• [Short problem]:
Reply with the count of lines holding "JSON", nothing more.

--- Start ---

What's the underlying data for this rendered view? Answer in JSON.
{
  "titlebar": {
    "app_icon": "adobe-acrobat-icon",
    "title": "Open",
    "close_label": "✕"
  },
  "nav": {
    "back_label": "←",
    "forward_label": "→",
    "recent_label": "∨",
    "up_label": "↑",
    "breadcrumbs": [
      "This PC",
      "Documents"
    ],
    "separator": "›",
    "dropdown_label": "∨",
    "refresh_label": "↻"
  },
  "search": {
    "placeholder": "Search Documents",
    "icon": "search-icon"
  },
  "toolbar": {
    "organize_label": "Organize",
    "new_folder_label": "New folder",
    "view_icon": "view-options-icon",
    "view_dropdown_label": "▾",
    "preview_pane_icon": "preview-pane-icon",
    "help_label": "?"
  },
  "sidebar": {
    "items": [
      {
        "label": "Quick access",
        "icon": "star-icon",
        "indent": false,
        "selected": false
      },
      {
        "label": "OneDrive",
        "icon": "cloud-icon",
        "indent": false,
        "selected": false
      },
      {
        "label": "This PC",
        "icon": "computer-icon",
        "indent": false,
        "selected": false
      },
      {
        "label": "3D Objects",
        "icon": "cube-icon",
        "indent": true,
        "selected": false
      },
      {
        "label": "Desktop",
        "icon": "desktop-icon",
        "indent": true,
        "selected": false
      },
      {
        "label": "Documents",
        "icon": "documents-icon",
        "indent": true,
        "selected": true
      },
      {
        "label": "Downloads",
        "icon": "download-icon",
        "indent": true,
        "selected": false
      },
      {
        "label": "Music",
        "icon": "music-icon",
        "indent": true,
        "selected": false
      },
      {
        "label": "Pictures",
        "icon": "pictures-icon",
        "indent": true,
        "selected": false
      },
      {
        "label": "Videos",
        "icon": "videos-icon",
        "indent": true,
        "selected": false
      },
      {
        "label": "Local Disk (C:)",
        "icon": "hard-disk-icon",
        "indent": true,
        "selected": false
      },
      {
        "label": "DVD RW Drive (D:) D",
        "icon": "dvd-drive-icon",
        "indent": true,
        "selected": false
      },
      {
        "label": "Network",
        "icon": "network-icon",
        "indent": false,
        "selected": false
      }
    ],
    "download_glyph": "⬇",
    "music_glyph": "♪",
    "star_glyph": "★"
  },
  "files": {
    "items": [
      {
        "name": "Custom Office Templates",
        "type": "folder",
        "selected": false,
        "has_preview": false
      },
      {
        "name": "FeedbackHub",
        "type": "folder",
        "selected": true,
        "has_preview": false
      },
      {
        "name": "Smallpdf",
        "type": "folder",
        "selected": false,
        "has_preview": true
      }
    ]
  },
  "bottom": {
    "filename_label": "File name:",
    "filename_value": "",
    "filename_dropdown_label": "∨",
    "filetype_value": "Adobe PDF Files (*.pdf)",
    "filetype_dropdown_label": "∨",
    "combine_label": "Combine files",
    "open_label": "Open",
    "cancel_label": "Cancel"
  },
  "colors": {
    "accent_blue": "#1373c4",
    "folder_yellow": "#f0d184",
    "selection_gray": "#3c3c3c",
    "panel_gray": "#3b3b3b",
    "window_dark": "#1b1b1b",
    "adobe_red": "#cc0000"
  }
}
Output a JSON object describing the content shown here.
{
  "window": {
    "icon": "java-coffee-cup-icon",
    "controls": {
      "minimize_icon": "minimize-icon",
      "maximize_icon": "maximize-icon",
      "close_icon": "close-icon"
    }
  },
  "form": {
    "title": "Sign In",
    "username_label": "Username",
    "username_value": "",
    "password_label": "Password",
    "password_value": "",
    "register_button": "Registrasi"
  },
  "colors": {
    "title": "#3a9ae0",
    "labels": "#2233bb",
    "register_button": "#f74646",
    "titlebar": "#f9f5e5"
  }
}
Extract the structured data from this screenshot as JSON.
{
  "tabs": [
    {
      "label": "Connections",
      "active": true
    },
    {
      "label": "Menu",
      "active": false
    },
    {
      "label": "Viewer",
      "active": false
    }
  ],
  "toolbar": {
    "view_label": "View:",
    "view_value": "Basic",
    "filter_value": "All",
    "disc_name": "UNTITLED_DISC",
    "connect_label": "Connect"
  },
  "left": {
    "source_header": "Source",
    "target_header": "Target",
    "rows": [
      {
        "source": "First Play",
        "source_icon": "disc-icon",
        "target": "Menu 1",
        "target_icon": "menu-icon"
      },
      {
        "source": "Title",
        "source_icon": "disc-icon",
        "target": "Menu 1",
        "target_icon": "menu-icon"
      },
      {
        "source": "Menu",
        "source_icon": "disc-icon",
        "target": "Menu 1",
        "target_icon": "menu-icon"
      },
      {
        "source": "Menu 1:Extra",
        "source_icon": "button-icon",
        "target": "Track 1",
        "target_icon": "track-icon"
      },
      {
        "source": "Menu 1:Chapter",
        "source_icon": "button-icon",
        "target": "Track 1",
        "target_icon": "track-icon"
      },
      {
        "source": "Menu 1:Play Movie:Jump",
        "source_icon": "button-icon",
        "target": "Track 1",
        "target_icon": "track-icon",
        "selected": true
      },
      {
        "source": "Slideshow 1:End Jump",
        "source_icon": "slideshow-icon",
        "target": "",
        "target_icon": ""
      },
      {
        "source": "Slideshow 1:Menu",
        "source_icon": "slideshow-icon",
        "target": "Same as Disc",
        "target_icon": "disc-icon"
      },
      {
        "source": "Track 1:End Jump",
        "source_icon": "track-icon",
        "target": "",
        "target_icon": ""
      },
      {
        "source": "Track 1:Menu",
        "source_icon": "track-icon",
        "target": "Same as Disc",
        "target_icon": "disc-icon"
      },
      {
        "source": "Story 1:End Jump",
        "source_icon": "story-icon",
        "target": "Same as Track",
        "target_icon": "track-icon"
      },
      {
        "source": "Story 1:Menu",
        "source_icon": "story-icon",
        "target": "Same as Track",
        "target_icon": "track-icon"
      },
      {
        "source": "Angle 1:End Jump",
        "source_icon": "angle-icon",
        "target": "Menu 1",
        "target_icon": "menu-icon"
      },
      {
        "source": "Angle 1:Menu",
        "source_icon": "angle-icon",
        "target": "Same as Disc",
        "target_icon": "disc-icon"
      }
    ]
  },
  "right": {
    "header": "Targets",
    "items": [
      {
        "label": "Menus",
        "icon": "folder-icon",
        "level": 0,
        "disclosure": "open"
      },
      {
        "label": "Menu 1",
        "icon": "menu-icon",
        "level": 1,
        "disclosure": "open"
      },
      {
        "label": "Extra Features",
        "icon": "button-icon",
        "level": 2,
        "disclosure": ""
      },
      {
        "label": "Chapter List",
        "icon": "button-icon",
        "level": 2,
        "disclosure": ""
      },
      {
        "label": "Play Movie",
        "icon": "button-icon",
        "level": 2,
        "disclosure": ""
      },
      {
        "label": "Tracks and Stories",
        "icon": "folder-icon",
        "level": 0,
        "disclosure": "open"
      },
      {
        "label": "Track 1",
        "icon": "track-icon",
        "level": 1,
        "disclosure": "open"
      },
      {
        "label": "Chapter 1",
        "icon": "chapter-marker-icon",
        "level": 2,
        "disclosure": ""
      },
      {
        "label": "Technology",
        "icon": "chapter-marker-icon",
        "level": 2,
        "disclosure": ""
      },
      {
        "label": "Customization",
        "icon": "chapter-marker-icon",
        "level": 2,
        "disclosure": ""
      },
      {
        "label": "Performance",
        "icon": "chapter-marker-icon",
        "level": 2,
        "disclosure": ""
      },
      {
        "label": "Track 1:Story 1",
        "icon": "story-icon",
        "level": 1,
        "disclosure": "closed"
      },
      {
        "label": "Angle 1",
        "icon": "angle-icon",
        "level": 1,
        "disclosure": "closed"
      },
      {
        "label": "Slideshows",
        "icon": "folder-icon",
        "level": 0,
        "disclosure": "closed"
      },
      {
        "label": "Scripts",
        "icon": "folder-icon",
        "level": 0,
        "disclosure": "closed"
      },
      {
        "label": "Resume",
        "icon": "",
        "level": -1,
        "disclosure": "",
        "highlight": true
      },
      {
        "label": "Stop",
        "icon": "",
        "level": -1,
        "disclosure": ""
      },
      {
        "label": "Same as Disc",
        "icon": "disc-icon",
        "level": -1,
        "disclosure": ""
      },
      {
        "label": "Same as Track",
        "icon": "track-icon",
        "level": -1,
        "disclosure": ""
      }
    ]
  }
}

--- End ---

• [Full solution]:
3